## Instructions to follow
Collect all lines from the listing that include the string "screenshot".

(Data records)
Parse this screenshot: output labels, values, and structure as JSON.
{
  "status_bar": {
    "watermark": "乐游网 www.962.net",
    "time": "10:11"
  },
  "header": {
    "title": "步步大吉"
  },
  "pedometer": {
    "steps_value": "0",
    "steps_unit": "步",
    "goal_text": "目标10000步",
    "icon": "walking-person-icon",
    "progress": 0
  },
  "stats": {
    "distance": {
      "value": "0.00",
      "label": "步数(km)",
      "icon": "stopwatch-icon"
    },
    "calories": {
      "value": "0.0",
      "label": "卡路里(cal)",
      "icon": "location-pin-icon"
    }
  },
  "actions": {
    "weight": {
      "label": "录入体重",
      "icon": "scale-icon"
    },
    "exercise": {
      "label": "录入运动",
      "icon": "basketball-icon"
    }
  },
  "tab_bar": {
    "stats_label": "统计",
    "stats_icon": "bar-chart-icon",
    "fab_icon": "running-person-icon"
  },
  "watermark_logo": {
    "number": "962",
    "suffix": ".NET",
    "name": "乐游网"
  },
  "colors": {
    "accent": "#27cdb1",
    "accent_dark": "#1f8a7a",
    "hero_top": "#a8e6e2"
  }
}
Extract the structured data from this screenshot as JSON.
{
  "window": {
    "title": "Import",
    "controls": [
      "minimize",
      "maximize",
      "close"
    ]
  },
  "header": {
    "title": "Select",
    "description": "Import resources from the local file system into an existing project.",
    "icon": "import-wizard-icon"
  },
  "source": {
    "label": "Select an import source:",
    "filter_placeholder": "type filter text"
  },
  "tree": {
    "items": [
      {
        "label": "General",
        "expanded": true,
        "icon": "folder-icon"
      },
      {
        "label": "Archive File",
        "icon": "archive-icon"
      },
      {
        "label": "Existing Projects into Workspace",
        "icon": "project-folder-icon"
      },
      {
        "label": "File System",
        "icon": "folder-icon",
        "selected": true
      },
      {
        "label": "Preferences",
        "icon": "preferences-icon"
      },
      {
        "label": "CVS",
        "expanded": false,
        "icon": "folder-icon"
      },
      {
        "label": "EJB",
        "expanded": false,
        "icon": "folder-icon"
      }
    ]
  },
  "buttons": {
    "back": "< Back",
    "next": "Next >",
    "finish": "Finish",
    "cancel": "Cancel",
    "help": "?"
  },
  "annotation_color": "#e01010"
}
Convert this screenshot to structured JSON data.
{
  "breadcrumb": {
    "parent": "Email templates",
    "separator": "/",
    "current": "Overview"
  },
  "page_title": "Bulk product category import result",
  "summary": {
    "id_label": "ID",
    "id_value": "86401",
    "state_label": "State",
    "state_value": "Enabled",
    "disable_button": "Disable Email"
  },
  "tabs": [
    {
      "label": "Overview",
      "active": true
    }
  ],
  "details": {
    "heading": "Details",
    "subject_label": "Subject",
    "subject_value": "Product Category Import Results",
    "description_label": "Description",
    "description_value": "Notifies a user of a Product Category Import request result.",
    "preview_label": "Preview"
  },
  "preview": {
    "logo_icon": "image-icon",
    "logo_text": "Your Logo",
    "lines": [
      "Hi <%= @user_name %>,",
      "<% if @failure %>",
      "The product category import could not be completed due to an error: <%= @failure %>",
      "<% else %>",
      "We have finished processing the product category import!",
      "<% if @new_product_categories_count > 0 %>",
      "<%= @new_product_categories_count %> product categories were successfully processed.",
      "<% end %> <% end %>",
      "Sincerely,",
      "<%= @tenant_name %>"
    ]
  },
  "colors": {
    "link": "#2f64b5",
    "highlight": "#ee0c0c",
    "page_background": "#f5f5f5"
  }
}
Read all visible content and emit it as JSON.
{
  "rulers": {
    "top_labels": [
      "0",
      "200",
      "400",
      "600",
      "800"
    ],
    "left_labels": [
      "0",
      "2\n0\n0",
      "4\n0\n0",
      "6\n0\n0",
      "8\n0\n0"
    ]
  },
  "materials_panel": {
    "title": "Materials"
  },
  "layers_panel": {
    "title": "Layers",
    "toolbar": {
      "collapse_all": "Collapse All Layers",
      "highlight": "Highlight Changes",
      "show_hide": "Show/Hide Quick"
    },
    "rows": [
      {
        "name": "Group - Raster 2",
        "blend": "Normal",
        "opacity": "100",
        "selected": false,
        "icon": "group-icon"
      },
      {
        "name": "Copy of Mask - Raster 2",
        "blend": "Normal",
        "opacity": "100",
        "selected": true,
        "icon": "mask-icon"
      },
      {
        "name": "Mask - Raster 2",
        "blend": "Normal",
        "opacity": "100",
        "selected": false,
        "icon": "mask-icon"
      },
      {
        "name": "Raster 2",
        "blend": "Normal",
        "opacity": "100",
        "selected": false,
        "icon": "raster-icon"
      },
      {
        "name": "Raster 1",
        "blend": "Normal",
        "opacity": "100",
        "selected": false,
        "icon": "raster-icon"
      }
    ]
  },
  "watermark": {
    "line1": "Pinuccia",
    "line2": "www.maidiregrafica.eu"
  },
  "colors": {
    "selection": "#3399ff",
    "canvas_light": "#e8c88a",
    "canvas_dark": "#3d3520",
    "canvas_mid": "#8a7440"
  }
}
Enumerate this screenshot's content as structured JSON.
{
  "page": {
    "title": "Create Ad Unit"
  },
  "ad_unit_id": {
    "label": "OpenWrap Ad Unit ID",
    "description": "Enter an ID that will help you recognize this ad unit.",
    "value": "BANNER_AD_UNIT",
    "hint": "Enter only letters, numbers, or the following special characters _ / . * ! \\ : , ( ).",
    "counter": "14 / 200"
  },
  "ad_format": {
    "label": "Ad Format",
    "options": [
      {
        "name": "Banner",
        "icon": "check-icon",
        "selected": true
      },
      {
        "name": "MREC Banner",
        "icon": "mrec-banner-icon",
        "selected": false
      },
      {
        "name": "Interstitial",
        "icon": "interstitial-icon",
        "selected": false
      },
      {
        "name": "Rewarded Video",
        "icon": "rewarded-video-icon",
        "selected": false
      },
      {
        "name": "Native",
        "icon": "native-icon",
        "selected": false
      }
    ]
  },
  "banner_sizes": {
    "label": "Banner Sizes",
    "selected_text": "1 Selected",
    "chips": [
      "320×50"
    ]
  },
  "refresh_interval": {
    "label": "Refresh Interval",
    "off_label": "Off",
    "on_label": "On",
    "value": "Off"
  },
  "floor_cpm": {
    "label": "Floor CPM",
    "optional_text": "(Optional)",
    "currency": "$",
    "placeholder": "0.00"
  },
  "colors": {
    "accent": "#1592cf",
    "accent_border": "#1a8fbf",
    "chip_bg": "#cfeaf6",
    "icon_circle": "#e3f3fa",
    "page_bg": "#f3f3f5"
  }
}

## Answer to the exercise
Parse this screenshot: output labels, values, and structure as JSON.
Extract the structured data from this screenshot as JSON.
Convert this screenshot to structured JSON data.
Enumerate this screenshot's content as structured JSON.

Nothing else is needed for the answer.